— Start —

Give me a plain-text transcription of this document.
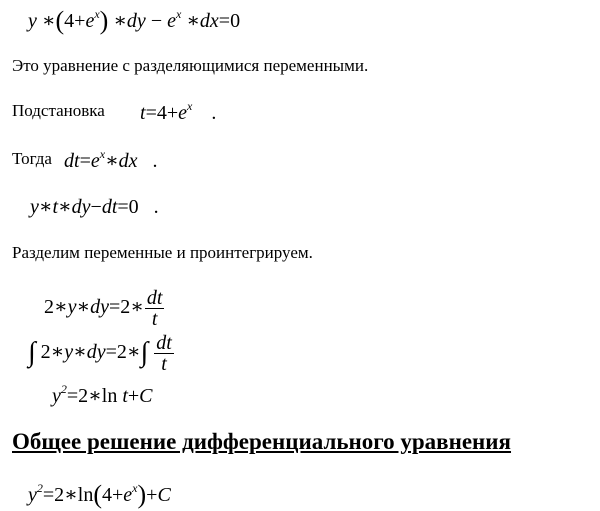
y $∗(4+e^x)$ ∗dy − $e^x$ ∗dx=0
Это уравнение с разделяющимися переменными.
Подстановка $t=4+e^x$ .
Тогда $dt=e^x∗dx$ .
y∗t∗dy−dt=0 .
Разделим переменные и проинтегрируем.
2∗y∗dy=2∗ $\frac{dt}{t}$
∫ 2∗y∗dy=2∗∫ $\frac{dt}{t}$
$y^2=2∗\ln$ t+C
Общее решение дифференциального уравнения
$y^2=2∗\ln(4+e^x)+C$
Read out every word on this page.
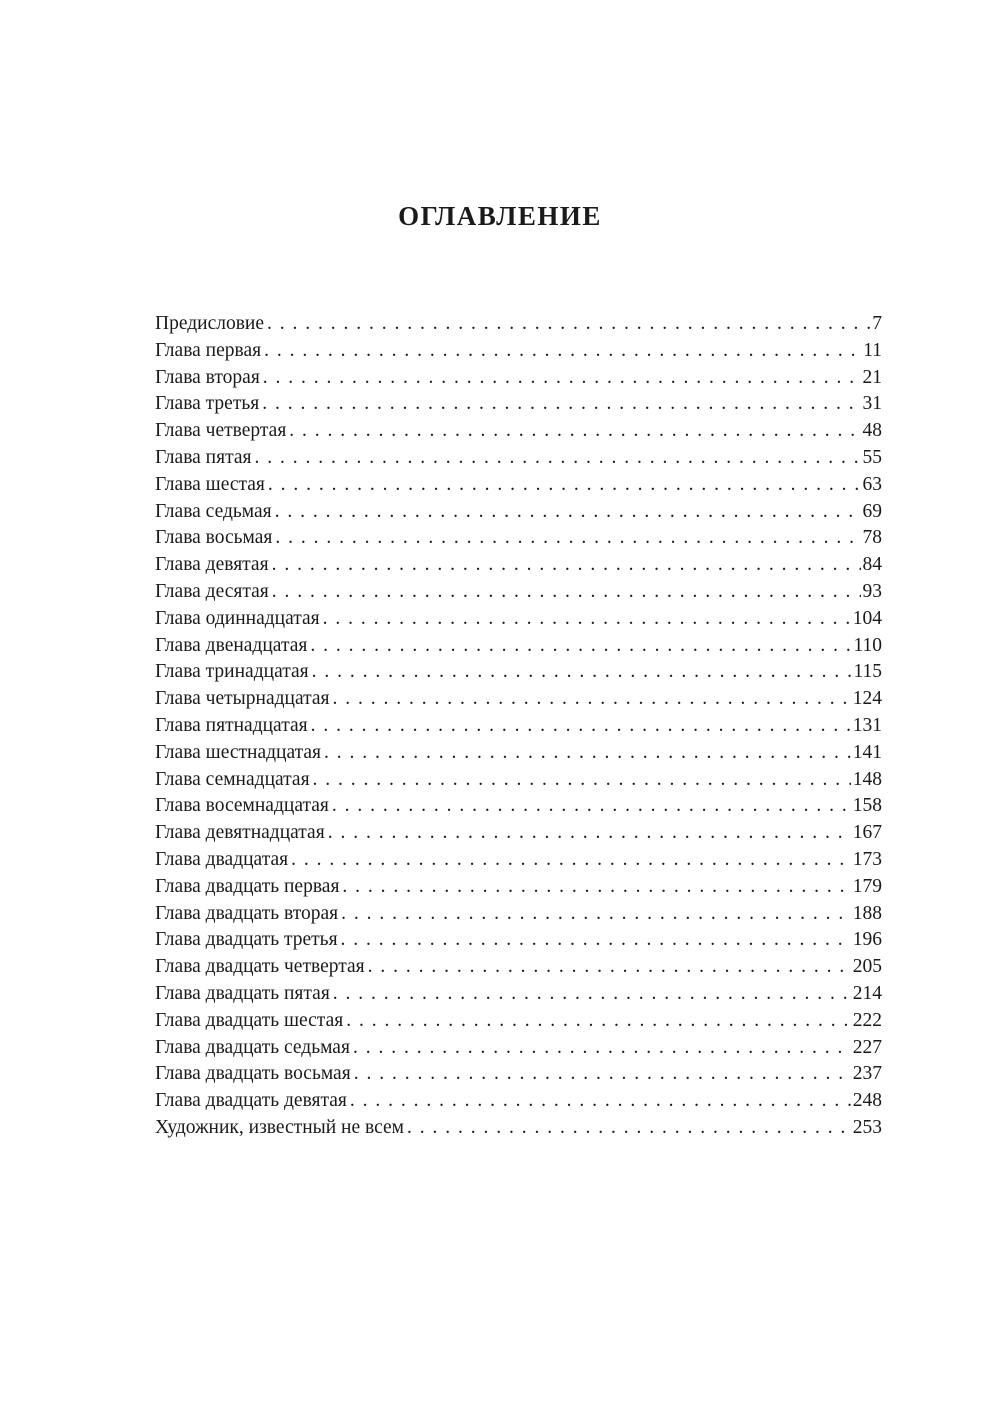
ОГЛАВЛЕНИЕ
Предисловие . . .	7
Глава первая . . .	11
Глава вторая . . .	21
Глава третья . . .	31
Глава четвертая . . .	48
Глава пятая . . .	55
Глава шестая . . .	63
Глава седьмая . . .	69
Глава восьмая . . .	78
Глава девятая . . .	84
Глава десятая . . .	93
Глава одиннадцатая . . .	104
Глава двенадцатая . . .	110
Глава тринадцатая . . .	115
Глава четырнадцатая . . .	124
Глава пятнадцатая . . .	131
Глава шестнадцатая . . .	141
Глава семнадцатая . . .	148
Глава восемнадцатая . . .	158
Глава девятнадцатая . . .	167
Глава двадцатая . . .	173
Глава двадцать первая . . .	179
Глава двадцать вторая . . .	188
Глава двадцать третья . . .	196
Глава двадцать четвертая . . .	205
Глава двадцать пятая . . .	214
Глава двадцать шестая . . .	222
Глава двадцать седьмая . . .	227
Глава двадцать восьмая . . .	237
Глава двадцать девятая . . .	248
Художник, известный не всем . . .	253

— End —

## WHAT THE EXERCISE ASKS
Among the entries above, how many lines hold the word "первая"? Reply with only that number.

## ANSWER TO THE EXERCISE
2